- RECORDS SHOWN:
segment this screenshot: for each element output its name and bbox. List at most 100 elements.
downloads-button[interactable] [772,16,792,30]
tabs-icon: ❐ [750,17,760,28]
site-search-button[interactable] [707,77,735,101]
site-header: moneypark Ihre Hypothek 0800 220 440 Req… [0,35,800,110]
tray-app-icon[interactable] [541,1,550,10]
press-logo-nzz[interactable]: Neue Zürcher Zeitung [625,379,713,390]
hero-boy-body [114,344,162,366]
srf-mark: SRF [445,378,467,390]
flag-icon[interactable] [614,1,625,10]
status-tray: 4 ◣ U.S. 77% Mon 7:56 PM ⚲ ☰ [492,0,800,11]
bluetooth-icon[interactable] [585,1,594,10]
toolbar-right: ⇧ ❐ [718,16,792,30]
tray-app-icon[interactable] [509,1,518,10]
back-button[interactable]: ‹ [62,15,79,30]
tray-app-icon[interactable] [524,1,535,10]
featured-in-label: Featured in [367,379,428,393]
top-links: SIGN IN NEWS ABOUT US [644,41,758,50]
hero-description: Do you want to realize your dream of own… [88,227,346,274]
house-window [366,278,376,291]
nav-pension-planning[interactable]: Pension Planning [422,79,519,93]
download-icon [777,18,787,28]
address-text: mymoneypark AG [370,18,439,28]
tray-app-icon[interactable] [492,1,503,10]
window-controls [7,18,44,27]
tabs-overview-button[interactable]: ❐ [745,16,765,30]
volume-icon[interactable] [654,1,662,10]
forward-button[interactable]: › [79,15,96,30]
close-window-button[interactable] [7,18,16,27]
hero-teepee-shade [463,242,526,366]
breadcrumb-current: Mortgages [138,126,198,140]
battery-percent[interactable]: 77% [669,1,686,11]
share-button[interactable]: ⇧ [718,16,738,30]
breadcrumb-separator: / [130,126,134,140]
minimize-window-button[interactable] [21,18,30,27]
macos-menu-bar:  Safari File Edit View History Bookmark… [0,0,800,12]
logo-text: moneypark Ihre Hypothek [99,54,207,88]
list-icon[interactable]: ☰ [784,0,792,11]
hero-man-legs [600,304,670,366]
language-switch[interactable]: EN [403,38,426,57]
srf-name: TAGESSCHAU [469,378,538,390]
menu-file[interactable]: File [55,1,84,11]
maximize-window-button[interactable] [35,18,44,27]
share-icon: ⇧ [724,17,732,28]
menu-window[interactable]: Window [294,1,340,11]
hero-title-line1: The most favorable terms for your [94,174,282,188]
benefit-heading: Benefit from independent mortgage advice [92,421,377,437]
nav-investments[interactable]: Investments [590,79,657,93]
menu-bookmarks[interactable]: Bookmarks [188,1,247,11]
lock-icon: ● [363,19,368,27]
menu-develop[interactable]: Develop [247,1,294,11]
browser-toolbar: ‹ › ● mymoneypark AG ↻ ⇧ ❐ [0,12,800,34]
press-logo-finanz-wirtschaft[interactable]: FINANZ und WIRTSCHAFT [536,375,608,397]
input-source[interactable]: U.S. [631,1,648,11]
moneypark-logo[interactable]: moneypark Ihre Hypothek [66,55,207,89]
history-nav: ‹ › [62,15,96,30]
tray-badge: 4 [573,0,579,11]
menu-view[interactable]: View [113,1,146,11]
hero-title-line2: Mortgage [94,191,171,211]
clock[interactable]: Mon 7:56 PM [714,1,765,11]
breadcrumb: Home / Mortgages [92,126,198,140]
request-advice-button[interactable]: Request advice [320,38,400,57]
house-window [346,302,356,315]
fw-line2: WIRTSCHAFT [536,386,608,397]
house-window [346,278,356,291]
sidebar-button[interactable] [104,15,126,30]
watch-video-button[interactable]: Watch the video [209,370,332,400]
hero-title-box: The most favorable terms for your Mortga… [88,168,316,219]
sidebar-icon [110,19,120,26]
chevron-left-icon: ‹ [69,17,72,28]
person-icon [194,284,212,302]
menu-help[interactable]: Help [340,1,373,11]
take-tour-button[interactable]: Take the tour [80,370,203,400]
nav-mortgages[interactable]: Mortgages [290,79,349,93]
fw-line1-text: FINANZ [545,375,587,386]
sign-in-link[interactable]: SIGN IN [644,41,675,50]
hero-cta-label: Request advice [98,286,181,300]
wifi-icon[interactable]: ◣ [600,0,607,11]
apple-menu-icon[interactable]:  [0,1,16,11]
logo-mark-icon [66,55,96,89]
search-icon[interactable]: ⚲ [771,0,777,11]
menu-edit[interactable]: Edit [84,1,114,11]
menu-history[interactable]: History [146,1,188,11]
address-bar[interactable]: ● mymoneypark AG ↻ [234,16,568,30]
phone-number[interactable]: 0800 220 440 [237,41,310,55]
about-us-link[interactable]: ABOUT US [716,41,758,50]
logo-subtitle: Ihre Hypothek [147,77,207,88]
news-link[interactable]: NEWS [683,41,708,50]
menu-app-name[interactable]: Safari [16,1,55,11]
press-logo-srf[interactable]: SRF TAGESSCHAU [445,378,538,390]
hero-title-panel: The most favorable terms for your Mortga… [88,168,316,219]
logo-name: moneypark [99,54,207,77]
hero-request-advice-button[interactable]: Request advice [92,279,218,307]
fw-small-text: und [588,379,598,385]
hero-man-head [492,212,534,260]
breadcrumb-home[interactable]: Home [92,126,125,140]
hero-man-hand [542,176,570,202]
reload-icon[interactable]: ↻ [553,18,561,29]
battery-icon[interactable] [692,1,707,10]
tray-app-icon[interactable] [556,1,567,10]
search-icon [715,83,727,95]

- STATED GOAL: Reproduce every line of the material above verbatim, without changing anything.

- SOLVED PROBLEM:
segment this screenshot: for each element output its name and bbox. List at most 100 elements.
downloads-button[interactable] [772,16,792,30]
tabs-icon: ❐ [750,17,760,28]
site-search-button[interactable] [707,77,735,101]
site-header: moneypark Ihre Hypothek 0800 220 440 Req… [0,35,800,110]
tray-app-icon[interactable] [541,1,550,10]
press-logo-nzz[interactable]: Neue Zürcher Zeitung [625,379,713,390]
hero-boy-body [114,344,162,366]
srf-mark: SRF [445,378,467,390]
flag-icon[interactable] [614,1,625,10]
status-tray: 4 ◣ U.S. 77% Mon 7:56 PM ⚲ ☰ [492,0,800,11]
bluetooth-icon[interactable] [585,1,594,10]
toolbar-right: ⇧ ❐ [718,16,792,30]
tray-app-icon[interactable] [509,1,518,10]
back-button[interactable]: ‹ [62,15,79,30]
tray-app-icon[interactable] [524,1,535,10]
featured-in-label: Featured in [367,379,428,393]
top-links: SIGN IN NEWS ABOUT US [644,41,758,50]
hero-description: Do you want to realize your dream of own… [88,227,346,274]
house-window [366,278,376,291]
nav-pension-planning[interactable]: Pension Planning [422,79,519,93]
download-icon [777,18,787,28]
address-text: mymoneypark AG [370,18,439,28]
tray-app-icon[interactable] [492,1,503,10]
window-controls [7,18,44,27]
tabs-overview-button[interactable]: ❐ [745,16,765,30]
volume-icon[interactable] [654,1,662,10]
forward-button[interactable]: › [79,15,96,30]
close-window-button[interactable] [7,18,16,27]
hero-teepee-shade [463,242,526,366]
breadcrumb-current: Mortgages [138,126,198,140]
battery-percent[interactable]: 77% [669,1,686,11]
share-button[interactable]: ⇧ [718,16,738,30]
breadcrumb-separator: / [130,126,134,140]
minimize-window-button[interactable] [21,18,30,27]
macos-menu-bar:  Safari File Edit View History Bookmark… [0,0,800,12]
logo-text: moneypark Ihre Hypothek [99,54,207,88]
list-icon[interactable]: ☰ [784,0,792,11]
hero-man-legs [600,304,670,366]
language-switch[interactable]: EN [403,38,426,57]
srf-name: TAGESSCHAU [469,378,538,390]
menu-file[interactable]: File [55,1,84,11]
maximize-window-button[interactable] [35,18,44,27]
share-icon: ⇧ [724,17,732,28]
menu-window[interactable]: Window [294,1,340,11]
hero-title-line1: The most favorable terms for your [94,174,282,188]
benefit-heading: Benefit from independent mortgage advice [92,421,377,437]
nav-investments[interactable]: Investments [590,79,657,93]
menu-bookmarks[interactable]: Bookmarks [188,1,247,11]
lock-icon: ● [363,19,368,27]
menu-develop[interactable]: Develop [247,1,294,11]
browser-toolbar: ‹ › ● mymoneypark AG ↻ ⇧ ❐ [0,12,800,34]
press-logo-finanz-wirtschaft[interactable]: FINANZ und WIRTSCHAFT [536,375,608,397]
input-source[interactable]: U.S. [631,1,648,11]
moneypark-logo[interactable]: moneypark Ihre Hypothek [66,55,207,89]
history-nav: ‹ › [62,15,96,30]
tray-badge: 4 [573,0,579,11]
menu-view[interactable]: View [113,1,146,11]
hero-title-line2: Mortgage [94,191,171,211]
clock[interactable]: Mon 7:56 PM [714,1,765,11]
breadcrumb: Home / Mortgages [92,126,198,140]
request-advice-button[interactable]: Request advice [320,38,400,57]
house-window [346,302,356,315]
fw-line2: WIRTSCHAFT [536,386,608,397]
house-window [346,278,356,291]
sidebar-button[interactable] [104,15,126,30]
watch-video-button[interactable]: Watch the video [209,370,332,400]
hero-title-box: The most favorable terms for your Mortga… [88,168,316,219]
sidebar-icon [110,19,120,26]
chevron-left-icon: ‹ [69,17,72,28]
person-icon [194,284,212,302]
menu-help[interactable]: Help [340,1,373,11]
take-tour-button[interactable]: Take the tour [80,370,203,400]
nav-mortgages[interactable]: Mortgages [290,79,349,93]
fw-line1-text: FINANZ [545,375,587,386]
sign-in-link[interactable]: SIGN IN [644,41,675,50]
hero-cta-label: Request advice [98,286,181,300]
wifi-icon[interactable]: ◣ [600,0,607,11]
apple-menu-icon[interactable]:  [0,1,16,11]
logo-mark-icon [66,55,96,89]
search-icon[interactable]: ⚲ [771,0,777,11]
menu-edit[interactable]: Edit [84,1,114,11]
menu-history[interactable]: History [146,1,188,11]
address-bar[interactable]: ● mymoneypark AG ↻ [234,16,568,30]
phone-number[interactable]: 0800 220 440 [237,41,310,55]
about-us-link[interactable]: ABOUT US [716,41,758,50]
logo-subtitle: Ihre Hypothek [147,77,207,88]
news-link[interactable]: NEWS [683,41,708,50]
menu-app-name[interactable]: Safari [16,1,55,11]
press-logo-srf[interactable]: SRF TAGESSCHAU [445,378,538,390]
hero-title-panel: The most favorable terms for your Mortga… [88,168,316,219]
logo-name: moneypark [99,54,207,77]
hero-request-advice-button[interactable]: Request advice [92,279,218,307]
fw-small-text: und [588,379,598,385]
hero-man-head [492,212,534,260]
breadcrumb-home[interactable]: Home [92,126,125,140]
hero-man-hand [542,176,570,202]
reload-icon[interactable]: ↻ [553,18,561,29]
battery-icon[interactable] [692,1,707,10]
tray-app-icon[interactable] [556,1,567,10]
search-icon [715,83,727,95]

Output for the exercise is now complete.